Extracts from a graphics dataset
** Start **

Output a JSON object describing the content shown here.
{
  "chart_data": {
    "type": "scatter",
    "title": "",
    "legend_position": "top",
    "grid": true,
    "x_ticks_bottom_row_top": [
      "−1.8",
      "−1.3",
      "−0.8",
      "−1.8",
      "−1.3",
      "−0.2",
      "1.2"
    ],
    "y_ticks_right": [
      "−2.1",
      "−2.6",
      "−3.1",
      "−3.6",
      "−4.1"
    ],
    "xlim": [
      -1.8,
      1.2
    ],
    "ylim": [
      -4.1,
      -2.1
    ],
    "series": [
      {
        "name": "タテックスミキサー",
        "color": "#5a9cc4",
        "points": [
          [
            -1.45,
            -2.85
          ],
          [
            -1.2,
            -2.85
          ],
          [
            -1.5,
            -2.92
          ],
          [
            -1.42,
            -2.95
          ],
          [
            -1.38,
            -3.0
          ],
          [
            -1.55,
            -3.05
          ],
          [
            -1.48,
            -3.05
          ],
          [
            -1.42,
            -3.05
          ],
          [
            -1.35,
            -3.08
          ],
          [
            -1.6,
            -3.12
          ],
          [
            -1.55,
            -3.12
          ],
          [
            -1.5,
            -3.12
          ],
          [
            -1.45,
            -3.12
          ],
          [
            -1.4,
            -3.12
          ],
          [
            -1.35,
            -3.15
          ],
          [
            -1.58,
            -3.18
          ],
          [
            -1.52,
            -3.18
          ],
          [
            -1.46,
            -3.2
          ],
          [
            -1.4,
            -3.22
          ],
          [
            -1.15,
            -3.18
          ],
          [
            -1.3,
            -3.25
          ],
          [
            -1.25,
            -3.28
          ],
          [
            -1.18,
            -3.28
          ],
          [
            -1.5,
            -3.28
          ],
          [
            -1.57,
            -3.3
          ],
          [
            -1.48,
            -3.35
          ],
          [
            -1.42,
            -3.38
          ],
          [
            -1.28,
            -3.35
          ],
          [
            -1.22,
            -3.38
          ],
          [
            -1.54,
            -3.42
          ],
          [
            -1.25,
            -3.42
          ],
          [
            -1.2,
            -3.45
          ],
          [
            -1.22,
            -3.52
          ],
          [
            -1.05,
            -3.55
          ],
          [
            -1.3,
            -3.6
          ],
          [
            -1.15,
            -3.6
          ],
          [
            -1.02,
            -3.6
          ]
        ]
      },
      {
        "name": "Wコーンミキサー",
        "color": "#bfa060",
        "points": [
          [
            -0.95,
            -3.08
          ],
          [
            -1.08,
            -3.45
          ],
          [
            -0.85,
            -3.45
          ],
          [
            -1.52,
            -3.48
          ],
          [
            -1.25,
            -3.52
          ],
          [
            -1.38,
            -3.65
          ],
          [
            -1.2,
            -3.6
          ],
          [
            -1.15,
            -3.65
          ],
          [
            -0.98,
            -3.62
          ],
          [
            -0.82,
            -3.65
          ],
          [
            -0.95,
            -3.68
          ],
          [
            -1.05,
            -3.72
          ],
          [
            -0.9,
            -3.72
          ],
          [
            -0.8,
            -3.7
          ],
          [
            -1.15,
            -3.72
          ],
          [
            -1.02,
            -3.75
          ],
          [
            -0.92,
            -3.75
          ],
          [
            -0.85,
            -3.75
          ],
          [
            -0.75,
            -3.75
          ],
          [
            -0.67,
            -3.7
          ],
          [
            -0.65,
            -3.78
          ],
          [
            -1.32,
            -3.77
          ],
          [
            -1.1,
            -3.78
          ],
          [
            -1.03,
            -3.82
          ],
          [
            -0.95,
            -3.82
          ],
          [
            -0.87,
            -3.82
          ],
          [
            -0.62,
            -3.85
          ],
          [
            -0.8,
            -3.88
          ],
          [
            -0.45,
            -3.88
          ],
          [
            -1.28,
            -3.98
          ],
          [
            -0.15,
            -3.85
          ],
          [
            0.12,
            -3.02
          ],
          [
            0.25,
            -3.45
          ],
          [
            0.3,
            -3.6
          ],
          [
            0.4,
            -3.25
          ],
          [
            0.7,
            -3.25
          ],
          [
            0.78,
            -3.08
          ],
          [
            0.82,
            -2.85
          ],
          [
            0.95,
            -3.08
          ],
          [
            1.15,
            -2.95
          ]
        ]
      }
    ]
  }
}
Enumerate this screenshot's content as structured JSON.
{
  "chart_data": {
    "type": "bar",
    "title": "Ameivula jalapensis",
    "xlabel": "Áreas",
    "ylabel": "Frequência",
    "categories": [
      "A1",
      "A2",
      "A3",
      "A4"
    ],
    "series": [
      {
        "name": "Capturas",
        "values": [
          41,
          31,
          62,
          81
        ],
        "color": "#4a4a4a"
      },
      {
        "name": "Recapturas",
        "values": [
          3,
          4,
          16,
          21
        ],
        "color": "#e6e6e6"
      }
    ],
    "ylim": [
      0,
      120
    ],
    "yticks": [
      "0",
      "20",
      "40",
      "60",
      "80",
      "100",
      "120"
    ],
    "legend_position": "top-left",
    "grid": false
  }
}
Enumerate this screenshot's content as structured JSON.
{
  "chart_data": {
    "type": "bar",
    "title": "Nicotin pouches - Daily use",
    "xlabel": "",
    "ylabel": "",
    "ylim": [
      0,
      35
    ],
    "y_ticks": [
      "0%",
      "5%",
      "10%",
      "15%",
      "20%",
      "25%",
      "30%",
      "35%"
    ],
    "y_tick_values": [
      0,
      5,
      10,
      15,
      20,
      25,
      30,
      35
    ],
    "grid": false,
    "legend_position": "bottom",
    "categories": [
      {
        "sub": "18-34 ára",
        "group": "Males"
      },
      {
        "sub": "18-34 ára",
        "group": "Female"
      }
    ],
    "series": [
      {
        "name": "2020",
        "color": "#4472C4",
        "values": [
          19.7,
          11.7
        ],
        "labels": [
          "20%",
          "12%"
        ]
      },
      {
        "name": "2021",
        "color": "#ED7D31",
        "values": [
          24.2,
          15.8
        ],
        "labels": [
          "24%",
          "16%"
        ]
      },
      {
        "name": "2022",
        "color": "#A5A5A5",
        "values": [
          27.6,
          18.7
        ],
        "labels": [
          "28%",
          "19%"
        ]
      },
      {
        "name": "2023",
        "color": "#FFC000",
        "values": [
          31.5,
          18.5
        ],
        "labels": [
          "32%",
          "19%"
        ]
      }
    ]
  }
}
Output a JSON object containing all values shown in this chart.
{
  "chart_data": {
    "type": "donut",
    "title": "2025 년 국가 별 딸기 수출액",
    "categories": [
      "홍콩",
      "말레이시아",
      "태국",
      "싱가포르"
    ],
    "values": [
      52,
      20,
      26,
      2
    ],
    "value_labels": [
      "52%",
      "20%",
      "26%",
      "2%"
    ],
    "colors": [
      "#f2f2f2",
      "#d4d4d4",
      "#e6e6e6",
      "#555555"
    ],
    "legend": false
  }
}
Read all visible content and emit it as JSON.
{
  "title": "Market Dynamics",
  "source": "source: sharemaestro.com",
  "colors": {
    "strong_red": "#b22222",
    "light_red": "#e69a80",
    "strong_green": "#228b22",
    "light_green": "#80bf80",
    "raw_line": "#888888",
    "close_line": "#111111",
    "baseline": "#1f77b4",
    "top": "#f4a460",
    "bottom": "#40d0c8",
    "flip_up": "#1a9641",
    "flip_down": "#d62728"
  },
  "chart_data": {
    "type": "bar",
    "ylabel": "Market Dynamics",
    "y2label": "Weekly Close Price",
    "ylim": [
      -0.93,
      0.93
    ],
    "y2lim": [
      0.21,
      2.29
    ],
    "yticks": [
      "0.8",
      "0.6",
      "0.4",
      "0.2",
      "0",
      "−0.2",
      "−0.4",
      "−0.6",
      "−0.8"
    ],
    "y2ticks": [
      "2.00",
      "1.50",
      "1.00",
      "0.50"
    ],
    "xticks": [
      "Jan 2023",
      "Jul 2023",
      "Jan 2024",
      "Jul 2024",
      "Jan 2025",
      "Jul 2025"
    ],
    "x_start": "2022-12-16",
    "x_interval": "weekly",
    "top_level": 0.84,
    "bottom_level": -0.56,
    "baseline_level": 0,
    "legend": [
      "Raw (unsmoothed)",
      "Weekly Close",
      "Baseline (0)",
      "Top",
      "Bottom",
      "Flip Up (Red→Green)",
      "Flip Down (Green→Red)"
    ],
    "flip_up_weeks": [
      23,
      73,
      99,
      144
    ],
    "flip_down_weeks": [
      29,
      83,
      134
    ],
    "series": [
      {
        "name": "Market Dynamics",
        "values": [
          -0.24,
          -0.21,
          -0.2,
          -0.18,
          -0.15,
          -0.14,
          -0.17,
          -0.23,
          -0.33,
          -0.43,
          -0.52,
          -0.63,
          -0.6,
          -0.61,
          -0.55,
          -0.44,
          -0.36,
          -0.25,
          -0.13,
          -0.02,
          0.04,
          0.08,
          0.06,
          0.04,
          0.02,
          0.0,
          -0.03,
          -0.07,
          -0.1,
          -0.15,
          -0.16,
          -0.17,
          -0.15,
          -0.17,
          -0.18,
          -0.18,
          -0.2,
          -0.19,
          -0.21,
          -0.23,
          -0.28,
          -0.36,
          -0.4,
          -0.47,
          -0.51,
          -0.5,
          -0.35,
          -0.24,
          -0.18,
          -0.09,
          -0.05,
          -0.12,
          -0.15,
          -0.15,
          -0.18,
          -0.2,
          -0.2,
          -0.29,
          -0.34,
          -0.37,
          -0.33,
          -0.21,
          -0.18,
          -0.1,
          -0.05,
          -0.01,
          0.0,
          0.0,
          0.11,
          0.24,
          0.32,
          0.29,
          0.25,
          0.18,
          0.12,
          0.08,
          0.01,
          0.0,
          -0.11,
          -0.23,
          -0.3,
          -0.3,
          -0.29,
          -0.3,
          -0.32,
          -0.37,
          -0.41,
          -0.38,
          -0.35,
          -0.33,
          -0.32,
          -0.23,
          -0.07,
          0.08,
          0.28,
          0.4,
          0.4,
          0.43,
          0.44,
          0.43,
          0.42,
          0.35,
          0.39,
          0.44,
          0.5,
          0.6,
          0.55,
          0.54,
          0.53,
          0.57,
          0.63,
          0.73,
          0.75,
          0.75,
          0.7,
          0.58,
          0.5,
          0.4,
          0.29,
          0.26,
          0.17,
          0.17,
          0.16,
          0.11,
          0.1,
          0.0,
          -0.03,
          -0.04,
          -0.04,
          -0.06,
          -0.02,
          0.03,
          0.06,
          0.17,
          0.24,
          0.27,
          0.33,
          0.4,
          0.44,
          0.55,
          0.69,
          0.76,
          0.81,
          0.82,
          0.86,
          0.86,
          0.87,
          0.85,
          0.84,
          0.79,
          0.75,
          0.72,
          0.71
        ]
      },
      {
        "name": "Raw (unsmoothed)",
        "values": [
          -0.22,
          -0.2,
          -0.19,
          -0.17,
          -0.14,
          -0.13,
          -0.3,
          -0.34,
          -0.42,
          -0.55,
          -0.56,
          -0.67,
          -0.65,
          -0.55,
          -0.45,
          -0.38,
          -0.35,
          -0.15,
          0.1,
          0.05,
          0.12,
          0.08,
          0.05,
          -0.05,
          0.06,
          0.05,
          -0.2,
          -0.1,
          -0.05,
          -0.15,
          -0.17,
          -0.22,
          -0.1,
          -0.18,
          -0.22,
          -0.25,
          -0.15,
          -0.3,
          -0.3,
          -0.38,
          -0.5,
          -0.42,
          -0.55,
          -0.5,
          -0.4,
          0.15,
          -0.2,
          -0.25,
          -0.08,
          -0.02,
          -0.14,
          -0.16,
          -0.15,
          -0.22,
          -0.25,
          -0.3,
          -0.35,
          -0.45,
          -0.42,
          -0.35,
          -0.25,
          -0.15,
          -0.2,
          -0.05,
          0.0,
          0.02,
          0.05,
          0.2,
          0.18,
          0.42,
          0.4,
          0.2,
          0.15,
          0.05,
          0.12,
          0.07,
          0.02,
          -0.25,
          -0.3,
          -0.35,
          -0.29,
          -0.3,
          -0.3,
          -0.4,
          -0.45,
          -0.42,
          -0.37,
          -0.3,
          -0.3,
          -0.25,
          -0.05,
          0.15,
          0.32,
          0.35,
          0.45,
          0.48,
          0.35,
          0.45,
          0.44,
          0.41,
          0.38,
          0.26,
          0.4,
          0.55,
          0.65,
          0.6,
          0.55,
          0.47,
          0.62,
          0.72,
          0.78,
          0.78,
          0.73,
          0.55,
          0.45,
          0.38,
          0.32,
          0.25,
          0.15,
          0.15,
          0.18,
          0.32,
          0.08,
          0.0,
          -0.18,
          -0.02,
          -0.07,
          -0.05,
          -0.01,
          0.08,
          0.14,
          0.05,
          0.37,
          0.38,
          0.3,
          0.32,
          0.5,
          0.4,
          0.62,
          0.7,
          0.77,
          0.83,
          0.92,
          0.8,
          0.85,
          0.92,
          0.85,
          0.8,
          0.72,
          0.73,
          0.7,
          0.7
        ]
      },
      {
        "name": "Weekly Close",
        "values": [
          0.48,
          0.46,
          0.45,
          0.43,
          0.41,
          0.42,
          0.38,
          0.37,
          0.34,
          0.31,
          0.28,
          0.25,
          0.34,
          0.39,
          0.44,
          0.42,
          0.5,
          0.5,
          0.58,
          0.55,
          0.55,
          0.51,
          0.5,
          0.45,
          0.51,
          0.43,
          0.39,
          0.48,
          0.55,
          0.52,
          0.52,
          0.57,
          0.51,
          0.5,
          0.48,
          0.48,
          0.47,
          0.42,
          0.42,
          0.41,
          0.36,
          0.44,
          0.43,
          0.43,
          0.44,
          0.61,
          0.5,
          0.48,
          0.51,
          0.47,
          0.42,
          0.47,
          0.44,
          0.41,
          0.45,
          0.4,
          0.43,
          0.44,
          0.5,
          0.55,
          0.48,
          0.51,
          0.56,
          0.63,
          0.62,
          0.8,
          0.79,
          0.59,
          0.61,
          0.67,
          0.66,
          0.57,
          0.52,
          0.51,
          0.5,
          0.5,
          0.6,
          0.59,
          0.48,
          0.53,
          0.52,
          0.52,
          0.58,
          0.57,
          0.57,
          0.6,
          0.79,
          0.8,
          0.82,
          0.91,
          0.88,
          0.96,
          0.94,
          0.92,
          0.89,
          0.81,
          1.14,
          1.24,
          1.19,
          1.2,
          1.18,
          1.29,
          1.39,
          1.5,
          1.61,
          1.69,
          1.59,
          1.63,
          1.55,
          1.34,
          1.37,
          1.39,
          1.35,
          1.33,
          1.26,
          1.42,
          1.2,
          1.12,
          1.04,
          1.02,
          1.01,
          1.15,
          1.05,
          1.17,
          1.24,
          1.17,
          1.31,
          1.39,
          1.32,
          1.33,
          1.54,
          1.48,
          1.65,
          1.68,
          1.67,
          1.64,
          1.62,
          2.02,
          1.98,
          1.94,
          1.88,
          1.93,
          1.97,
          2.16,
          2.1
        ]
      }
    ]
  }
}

** End **

Task to carry out: Identify all lines where the word "Output" shows up. Copy them.

Answer to this problem:
Output a JSON object describing the content shown here.
Output a JSON object containing all values shown in this chart.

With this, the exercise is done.